***** Excerpted data

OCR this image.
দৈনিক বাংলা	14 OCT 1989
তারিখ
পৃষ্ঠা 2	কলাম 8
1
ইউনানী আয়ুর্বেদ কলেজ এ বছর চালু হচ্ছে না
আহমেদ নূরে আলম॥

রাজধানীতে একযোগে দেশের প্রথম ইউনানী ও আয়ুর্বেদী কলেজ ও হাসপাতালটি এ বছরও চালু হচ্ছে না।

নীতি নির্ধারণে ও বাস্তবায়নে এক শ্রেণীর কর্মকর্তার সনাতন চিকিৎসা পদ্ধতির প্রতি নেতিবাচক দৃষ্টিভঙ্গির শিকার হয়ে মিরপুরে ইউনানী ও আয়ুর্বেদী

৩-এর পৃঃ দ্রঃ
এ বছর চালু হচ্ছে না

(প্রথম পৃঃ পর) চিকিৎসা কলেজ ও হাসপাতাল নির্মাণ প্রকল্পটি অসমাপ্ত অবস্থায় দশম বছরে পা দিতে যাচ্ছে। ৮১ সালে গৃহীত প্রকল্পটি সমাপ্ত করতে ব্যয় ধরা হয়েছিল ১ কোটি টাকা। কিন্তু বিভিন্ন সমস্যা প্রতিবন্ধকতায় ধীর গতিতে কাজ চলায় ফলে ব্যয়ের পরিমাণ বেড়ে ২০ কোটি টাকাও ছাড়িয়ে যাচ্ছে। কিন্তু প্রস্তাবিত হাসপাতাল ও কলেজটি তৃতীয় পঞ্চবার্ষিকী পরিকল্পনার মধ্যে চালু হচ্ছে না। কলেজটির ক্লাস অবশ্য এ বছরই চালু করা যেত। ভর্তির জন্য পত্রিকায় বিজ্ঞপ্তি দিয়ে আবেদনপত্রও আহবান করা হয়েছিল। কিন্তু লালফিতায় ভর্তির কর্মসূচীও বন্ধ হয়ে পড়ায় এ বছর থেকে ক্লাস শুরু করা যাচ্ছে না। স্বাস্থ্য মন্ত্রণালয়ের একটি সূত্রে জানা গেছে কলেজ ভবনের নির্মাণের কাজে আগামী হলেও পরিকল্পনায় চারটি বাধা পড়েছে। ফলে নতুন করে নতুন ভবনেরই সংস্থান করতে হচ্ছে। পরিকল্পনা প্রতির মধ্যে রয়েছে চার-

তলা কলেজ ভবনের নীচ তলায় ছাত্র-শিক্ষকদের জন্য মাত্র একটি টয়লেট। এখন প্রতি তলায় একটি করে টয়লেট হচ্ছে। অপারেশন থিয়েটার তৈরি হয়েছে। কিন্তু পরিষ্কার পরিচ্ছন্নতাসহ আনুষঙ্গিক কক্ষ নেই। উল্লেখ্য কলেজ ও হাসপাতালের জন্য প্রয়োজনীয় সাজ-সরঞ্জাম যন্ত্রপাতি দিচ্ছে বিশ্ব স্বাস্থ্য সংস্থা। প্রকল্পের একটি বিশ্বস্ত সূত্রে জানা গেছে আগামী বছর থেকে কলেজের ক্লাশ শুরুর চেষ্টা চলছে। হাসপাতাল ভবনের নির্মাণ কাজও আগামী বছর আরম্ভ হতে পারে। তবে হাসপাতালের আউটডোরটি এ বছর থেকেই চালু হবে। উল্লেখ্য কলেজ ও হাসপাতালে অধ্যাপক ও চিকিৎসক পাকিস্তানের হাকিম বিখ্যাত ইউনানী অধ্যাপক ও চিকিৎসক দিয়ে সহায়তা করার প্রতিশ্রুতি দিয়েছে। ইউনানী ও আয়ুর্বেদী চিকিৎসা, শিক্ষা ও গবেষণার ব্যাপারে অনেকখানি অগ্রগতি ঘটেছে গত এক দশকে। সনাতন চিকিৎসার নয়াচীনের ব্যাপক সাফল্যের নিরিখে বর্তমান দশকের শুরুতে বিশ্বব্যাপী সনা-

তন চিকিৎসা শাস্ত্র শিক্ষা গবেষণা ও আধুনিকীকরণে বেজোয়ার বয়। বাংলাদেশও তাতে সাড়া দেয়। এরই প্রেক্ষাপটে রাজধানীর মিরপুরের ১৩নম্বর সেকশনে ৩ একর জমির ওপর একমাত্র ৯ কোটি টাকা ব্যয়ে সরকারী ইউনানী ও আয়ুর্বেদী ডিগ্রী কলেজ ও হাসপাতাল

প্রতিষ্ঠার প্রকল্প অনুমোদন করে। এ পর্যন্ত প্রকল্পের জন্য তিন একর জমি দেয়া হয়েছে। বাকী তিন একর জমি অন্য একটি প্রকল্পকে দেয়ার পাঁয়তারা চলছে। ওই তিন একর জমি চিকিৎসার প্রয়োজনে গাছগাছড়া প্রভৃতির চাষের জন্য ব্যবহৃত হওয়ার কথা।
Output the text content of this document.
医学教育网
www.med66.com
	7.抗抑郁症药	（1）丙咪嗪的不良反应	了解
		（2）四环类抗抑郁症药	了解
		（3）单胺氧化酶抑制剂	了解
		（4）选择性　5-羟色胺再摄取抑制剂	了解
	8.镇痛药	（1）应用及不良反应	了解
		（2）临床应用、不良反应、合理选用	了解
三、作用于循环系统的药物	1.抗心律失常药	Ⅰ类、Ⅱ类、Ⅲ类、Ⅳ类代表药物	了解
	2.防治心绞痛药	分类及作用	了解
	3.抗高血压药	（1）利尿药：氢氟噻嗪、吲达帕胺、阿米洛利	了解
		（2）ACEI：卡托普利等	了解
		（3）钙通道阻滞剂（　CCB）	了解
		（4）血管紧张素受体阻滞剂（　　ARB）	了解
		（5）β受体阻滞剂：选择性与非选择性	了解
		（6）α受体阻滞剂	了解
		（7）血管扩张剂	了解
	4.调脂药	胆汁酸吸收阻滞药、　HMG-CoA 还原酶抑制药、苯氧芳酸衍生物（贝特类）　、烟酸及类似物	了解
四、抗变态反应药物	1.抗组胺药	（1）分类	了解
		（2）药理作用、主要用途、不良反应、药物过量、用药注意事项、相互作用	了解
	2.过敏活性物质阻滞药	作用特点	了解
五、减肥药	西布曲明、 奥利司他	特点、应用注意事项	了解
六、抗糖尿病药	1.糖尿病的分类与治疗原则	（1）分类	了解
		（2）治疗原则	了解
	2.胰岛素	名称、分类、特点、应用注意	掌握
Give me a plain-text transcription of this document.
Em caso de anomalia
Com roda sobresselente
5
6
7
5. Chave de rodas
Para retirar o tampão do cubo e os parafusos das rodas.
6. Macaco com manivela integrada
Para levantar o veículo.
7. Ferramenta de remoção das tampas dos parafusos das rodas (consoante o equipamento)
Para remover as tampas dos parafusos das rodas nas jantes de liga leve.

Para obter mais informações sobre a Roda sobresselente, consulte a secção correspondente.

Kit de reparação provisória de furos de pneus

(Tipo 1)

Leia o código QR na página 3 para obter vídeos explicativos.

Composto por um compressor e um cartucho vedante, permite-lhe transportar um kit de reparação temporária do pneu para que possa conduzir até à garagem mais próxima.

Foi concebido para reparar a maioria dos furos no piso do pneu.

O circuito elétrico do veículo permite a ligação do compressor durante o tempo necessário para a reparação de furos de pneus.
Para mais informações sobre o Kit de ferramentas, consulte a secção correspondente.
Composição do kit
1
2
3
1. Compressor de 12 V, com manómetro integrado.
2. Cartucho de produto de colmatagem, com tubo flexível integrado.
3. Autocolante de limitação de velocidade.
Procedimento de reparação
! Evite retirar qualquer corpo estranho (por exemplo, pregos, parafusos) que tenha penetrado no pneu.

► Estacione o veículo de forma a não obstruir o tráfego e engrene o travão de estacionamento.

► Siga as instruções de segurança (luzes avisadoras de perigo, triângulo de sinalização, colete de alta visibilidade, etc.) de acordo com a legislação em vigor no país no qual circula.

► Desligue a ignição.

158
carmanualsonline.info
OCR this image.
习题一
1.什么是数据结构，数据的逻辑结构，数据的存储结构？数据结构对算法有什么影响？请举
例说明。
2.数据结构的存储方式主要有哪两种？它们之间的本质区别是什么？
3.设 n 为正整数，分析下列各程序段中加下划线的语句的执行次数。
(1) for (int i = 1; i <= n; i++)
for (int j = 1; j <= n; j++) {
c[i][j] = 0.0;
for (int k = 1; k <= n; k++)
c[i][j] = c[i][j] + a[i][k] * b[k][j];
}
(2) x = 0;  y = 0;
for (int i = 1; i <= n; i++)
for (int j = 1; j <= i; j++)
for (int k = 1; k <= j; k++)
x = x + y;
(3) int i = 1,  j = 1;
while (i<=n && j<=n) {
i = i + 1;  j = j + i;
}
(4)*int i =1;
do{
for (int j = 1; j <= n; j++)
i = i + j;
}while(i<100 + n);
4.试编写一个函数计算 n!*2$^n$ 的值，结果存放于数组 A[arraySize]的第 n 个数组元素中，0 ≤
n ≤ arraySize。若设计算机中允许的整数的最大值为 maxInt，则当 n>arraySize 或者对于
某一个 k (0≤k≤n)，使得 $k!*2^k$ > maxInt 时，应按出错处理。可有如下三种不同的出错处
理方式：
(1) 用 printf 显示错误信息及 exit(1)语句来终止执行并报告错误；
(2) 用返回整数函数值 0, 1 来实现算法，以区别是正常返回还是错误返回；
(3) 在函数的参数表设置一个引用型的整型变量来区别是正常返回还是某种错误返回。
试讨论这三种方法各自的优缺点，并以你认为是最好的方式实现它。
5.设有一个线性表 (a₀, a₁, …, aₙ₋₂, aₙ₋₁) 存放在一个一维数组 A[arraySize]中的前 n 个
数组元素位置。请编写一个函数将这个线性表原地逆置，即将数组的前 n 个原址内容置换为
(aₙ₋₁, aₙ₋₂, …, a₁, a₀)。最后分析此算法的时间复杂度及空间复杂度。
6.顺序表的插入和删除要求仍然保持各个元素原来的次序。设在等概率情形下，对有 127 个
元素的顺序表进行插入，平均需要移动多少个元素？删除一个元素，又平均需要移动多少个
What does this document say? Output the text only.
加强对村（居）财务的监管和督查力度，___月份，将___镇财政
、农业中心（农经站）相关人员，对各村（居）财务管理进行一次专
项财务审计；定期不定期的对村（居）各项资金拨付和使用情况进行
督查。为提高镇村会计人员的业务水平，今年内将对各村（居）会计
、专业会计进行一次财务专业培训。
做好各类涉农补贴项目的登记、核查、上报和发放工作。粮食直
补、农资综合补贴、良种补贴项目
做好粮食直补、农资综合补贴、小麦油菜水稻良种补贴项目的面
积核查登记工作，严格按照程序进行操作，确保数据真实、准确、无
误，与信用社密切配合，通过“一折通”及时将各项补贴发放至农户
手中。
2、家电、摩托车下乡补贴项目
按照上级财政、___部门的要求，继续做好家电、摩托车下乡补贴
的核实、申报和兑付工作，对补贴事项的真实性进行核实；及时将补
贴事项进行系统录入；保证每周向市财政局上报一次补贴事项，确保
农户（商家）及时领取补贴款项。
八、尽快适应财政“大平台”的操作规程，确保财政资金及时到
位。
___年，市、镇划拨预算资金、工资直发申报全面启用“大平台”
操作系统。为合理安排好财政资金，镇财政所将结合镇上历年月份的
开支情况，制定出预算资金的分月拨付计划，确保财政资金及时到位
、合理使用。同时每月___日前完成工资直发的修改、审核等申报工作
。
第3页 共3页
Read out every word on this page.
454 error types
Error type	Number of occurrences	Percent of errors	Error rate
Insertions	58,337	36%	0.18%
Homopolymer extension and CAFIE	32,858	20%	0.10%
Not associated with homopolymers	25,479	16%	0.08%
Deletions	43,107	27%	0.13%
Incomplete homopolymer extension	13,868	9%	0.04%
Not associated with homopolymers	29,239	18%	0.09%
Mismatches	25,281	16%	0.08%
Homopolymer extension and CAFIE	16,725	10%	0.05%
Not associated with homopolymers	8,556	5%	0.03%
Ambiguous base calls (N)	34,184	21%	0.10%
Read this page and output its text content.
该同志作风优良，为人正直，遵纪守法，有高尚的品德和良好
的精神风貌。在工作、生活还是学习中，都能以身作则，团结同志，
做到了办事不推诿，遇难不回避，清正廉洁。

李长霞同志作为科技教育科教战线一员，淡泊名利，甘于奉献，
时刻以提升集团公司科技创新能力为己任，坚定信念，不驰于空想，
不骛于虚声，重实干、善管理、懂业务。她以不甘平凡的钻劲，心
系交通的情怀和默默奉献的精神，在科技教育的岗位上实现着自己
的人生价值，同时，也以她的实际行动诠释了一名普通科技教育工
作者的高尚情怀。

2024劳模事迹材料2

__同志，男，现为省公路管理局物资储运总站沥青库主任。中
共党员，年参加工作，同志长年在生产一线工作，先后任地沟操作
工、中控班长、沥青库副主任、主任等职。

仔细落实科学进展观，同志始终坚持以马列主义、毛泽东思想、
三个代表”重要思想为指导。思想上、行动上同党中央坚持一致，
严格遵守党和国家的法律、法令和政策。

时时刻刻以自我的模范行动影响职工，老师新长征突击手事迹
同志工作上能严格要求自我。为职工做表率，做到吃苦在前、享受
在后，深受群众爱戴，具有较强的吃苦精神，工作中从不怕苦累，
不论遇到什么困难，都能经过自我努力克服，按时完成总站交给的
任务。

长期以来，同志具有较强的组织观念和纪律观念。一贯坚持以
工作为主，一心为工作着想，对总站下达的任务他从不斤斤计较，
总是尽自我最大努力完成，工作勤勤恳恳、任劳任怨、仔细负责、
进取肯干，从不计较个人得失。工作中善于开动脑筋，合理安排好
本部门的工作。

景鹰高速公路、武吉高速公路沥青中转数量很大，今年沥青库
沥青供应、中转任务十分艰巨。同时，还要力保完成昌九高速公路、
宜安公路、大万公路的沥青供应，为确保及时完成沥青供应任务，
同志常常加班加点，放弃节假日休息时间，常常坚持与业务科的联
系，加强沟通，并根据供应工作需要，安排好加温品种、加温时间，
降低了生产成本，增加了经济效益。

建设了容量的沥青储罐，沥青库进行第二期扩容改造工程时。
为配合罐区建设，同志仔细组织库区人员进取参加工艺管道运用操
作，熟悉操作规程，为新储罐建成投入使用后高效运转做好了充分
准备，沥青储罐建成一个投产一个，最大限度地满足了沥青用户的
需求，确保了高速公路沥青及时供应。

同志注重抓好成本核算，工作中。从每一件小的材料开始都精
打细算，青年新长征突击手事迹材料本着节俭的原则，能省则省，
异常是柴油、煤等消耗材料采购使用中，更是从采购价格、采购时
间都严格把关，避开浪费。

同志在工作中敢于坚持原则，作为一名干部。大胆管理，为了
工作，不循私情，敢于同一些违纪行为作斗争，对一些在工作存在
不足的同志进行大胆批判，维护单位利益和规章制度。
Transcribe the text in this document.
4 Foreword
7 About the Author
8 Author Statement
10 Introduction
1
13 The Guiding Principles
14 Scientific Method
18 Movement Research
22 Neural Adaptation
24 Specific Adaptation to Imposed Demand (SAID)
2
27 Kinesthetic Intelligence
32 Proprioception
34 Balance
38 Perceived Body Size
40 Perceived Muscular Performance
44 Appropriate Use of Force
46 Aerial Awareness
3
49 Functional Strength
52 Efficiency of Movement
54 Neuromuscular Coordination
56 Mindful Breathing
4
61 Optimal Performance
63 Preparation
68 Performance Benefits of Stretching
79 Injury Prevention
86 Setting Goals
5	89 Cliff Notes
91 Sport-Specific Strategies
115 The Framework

**********

### Do this
Write out exactly the final stretch of the records: the line containing "Transcribe the text in this document." and every line after it, through the last, and nothing else.

### Final answer
Transcribe the text in this document.
4 Foreword
7 About the Author
8 Author Statement
10 Introduction
1
13 The Guiding Principles
14 Scientific Method
18 Movement Research
22 Neural Adaptation
24 Specific Adaptation to Imposed Demand (SAID)
2
27 Kinesthetic Intelligence
32 Proprioception
34 Balance
38 Perceived Body Size
40 Perceived Muscular Performance
44 Appropriate Use of Force
46 Aerial Awareness
3
49 Functional Strength
52 Efficiency of Movement
54 Neuromuscular Coordination
56 Mindful Breathing
4
61 Optimal Performance
63 Preparation
68 Performance Benefits of Stretching
79 Injury Prevention
86 Setting Goals
5	89 Cliff Notes
91 Sport-Specific Strategies
115 The Framework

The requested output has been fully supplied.